◆ **Challenge**:
Your task is to transcribe the data in full.

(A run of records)

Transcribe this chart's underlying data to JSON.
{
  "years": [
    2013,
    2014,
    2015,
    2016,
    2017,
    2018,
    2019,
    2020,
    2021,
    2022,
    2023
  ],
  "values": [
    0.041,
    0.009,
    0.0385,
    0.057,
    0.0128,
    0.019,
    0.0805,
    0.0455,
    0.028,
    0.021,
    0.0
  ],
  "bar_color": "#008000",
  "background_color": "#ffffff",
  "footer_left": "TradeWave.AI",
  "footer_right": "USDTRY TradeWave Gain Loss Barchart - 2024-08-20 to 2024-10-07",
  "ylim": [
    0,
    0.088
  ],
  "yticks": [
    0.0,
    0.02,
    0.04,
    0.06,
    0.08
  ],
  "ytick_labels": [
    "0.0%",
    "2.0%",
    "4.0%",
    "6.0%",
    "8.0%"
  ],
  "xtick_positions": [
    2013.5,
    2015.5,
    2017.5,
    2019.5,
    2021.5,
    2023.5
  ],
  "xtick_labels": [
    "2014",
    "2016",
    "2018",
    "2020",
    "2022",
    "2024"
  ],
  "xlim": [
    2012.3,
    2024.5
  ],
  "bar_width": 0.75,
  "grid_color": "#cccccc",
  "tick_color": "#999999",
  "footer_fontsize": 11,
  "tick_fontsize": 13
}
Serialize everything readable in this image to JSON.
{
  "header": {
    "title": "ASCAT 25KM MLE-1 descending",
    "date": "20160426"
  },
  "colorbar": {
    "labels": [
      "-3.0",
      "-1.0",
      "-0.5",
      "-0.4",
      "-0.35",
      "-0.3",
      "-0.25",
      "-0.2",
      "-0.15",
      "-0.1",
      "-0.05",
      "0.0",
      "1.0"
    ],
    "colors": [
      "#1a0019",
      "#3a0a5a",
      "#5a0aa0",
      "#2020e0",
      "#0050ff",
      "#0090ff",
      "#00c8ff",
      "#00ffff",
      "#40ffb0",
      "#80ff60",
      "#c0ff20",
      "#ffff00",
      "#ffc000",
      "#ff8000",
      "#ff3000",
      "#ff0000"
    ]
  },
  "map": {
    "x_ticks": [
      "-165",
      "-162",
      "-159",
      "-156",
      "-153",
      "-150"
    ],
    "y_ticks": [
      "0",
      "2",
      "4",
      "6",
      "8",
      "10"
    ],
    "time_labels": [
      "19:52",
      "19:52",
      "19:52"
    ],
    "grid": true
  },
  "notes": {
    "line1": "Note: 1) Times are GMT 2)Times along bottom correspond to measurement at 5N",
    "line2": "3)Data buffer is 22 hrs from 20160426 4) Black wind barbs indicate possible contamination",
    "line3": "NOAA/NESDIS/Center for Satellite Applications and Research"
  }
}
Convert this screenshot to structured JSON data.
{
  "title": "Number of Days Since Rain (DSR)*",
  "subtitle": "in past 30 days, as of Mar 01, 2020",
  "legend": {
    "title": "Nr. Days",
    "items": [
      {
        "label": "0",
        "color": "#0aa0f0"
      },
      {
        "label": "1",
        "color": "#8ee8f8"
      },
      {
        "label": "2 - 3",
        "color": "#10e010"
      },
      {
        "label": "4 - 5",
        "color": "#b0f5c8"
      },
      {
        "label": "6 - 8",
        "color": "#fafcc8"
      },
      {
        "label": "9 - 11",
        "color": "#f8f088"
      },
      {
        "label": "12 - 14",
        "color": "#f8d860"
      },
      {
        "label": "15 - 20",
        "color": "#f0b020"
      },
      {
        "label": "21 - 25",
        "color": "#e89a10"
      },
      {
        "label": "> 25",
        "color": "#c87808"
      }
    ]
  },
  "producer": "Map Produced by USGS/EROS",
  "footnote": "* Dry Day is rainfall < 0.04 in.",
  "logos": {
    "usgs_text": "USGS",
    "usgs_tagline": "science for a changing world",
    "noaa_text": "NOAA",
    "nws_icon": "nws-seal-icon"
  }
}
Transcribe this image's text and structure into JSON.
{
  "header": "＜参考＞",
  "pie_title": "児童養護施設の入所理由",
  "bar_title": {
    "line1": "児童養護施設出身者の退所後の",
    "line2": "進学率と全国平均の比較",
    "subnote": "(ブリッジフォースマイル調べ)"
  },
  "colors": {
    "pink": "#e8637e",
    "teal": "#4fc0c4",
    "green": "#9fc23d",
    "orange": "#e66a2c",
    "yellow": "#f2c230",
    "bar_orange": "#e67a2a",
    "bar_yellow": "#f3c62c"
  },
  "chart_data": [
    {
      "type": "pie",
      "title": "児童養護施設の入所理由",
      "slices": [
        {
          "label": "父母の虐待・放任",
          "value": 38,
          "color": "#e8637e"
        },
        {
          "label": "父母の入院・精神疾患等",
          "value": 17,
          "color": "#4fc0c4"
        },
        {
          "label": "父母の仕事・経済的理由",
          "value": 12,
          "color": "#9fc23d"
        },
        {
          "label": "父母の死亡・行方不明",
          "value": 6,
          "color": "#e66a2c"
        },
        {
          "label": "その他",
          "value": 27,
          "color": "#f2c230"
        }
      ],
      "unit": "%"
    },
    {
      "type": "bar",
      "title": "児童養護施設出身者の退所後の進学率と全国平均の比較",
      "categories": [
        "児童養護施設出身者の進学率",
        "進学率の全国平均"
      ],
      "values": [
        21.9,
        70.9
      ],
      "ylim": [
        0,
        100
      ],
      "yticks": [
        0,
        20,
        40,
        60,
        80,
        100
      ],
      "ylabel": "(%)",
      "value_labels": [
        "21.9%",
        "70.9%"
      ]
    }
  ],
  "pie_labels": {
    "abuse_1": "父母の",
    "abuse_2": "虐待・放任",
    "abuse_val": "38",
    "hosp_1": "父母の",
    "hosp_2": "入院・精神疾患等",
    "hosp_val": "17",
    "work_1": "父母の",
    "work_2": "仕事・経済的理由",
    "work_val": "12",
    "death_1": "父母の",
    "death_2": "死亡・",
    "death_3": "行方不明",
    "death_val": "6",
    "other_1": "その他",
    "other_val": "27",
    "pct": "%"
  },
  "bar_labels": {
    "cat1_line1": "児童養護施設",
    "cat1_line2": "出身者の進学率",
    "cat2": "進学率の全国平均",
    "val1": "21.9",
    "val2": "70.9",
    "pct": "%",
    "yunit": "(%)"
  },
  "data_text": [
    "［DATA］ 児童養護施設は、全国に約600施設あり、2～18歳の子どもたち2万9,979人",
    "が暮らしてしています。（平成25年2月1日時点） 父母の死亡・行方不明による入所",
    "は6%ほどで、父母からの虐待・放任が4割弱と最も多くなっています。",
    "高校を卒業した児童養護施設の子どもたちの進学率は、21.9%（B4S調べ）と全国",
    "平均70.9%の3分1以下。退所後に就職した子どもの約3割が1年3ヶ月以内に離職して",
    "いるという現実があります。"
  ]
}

◆ **In response**:
Transcribe this chart's underlying data to JSON.
{
  "years": [
    2013,
    2014,
    2015,
    2016,
    2017,
    2018,
    2019,
    2020,
    2021,
    2022,
    2023
  ],
  "values": [
    0.041,
    0.009,
    0.0385,
    0.057,
    0.0128,
    0.019,
    0.0805,
    0.0455,
    0.028,
    0.021,
    0.0
  ],
  "bar_color": "#008000",
  "background_color": "#ffffff",
  "footer_left": "TradeWave.AI",
  "footer_right": "USDTRY TradeWave Gain Loss Barchart - 2024-08-20 to 2024-10-07",
  "ylim": [
    0,
    0.088
  ],
  "yticks": [
    0.0,
    0.02,
    0.04,
    0.06,
    0.08
  ],
  "ytick_labels": [
    "0.0%",
    "2.0%",
    "4.0%",
    "6.0%",
    "8.0%"
  ],
  "xtick_positions": [
    2013.5,
    2015.5,
    2017.5,
    2019.5,
    2021.5,
    2023.5
  ],
  "xtick_labels": [
    "2014",
    "2016",
    "2018",
    "2020",
    "2022",
    "2024"
  ],
  "xlim": [
    2012.3,
    2024.5
  ],
  "bar_width": 0.75,
  "grid_color": "#cccccc",
  "tick_color": "#999999",
  "footer_fontsize": 11,
  "tick_fontsize": 13
}
Serialize everything readable in this image to JSON.
{
  "header": {
    "title": "ASCAT 25KM MLE-1 descending",
    "date": "20160426"
  },
  "colorbar": {
    "labels": [
      "-3.0",
      "-1.0",
      "-0.5",
      "-0.4",
      "-0.35",
      "-0.3",
      "-0.25",
      "-0.2",
      "-0.15",
      "-0.1",
      "-0.05",
      "0.0",
      "1.0"
    ],
    "colors": [
      "#1a0019",
      "#3a0a5a",
      "#5a0aa0",
      "#2020e0",
      "#0050ff",
      "#0090ff",
      "#00c8ff",
      "#00ffff",
      "#40ffb0",
      "#80ff60",
      "#c0ff20",
      "#ffff00",
      "#ffc000",
      "#ff8000",
      "#ff3000",
      "#ff0000"
    ]
  },
  "map": {
    "x_ticks": [
      "-165",
      "-162",
      "-159",
      "-156",
      "-153",
      "-150"
    ],
    "y_ticks": [
      "0",
      "2",
      "4",
      "6",
      "8",
      "10"
    ],
    "time_labels": [
      "19:52",
      "19:52",
      "19:52"
    ],
    "grid": true
  },
  "notes": {
    "line1": "Note: 1) Times are GMT 2)Times along bottom correspond to measurement at 5N",
    "line2": "3)Data buffer is 22 hrs from 20160426 4) Black wind barbs indicate possible contamination",
    "line3": "NOAA/NESDIS/Center for Satellite Applications and Research"
  }
}
Convert this screenshot to structured JSON data.
{
  "title": "Number of Days Since Rain (DSR)*",
  "subtitle": "in past 30 days, as of Mar 01, 2020",
  "legend": {
    "title": "Nr. Days",
    "items": [
      {
        "label": "0",
        "color": "#0aa0f0"
      },
      {
        "label": "1",
        "color": "#8ee8f8"
      },
      {
        "label": "2 - 3",
        "color": "#10e010"
      },
      {
        "label": "4 - 5",
        "color": "#b0f5c8"
      },
      {
        "label": "6 - 8",
        "color": "#fafcc8"
      },
      {
        "label": "9 - 11",
        "color": "#f8f088"
      },
      {
        "label": "12 - 14",
        "color": "#f8d860"
      },
      {
        "label": "15 - 20",
        "color": "#f0b020"
      },
      {
        "label": "21 - 25",
        "color": "#e89a10"
      },
      {
        "label": "> 25",
        "color": "#c87808"
      }
    ]
  },
  "producer": "Map Produced by USGS/EROS",
  "footnote": "* Dry Day is rainfall < 0.04 in.",
  "logos": {
    "usgs_text": "USGS",
    "usgs_tagline": "science for a changing world",
    "noaa_text": "NOAA",
    "nws_icon": "nws-seal-icon"
  }
}
Transcribe this image's text and structure into JSON.
{
  "header": "＜参考＞",
  "pie_title": "児童養護施設の入所理由",
  "bar_title": {
    "line1": "児童養護施設出身者の退所後の",
    "line2": "進学率と全国平均の比較",
    "subnote": "(ブリッジフォースマイル調べ)"
  },
  "colors": {
    "pink": "#e8637e",
    "teal": "#4fc0c4",
    "green": "#9fc23d",
    "orange": "#e66a2c",
    "yellow": "#f2c230",
    "bar_orange": "#e67a2a",
    "bar_yellow": "#f3c62c"
  },
  "chart_data": [
    {
      "type": "pie",
      "title": "児童養護施設の入所理由",
      "slices": [
        {
          "label": "父母の虐待・放任",
          "value": 38,
          "color": "#e8637e"
        },
        {
          "label": "父母の入院・精神疾患等",
          "value": 17,
          "color": "#4fc0c4"
        },
        {
          "label": "父母の仕事・経済的理由",
          "value": 12,
          "color": "#9fc23d"
        },
        {
          "label": "父母の死亡・行方不明",
          "value": 6,
          "color": "#e66a2c"
        },
        {
          "label": "その他",
          "value": 27,
          "color": "#f2c230"
        }
      ],
      "unit": "%"
    },
    {
      "type": "bar",
      "title": "児童養護施設出身者の退所後の進学率と全国平均の比較",
      "categories": [
        "児童養護施設出身者の進学率",
        "進学率の全国平均"
      ],
      "values": [
        21.9,
        70.9
      ],
      "ylim": [
        0,
        100
      ],
      "yticks": [
        0,
        20,
        40,
        60,
        80,
        100
      ],
      "ylabel": "(%)",
      "value_labels": [
        "21.9%",
        "70.9%"
      ]
    }
  ],
  "pie_labels": {
    "abuse_1": "父母の",
    "abuse_2": "虐待・放任",
    "abuse_val": "38",
    "hosp_1": "父母の",
    "hosp_2": "入院・精神疾患等",
    "hosp_val": "17",
    "work_1": "父母の",
    "work_2": "仕事・経済的理由",
    "work_val": "12",
    "death_1": "父母の",
    "death_2": "死亡・",
    "death_3": "行方不明",
    "death_val": "6",
    "other_1": "その他",
    "other_val": "27",
    "pct": "%"
  },
  "bar_labels": {
    "cat1_line1": "児童養護施設",
    "cat1_line2": "出身者の進学率",
    "cat2": "進学率の全国平均",
    "val1": "21.9",
    "val2": "70.9",
    "pct": "%",
    "yunit": "(%)"
  },
  "data_text": [
    "［DATA］ 児童養護施設は、全国に約600施設あり、2～18歳の子どもたち2万9,979人",
    "が暮らしてしています。（平成25年2月1日時点） 父母の死亡・行方不明による入所",
    "は6%ほどで、父母からの虐待・放任が4割弱と最も多くなっています。",
    "高校を卒業した児童養護施設の子どもたちの進学率は、21.9%（B4S調べ）と全国",
    "平均70.9%の3分1以下。退所後に就職した子どもの約3割が1年3ヶ月以内に離職して",
    "いるという現実があります。"
  ]
}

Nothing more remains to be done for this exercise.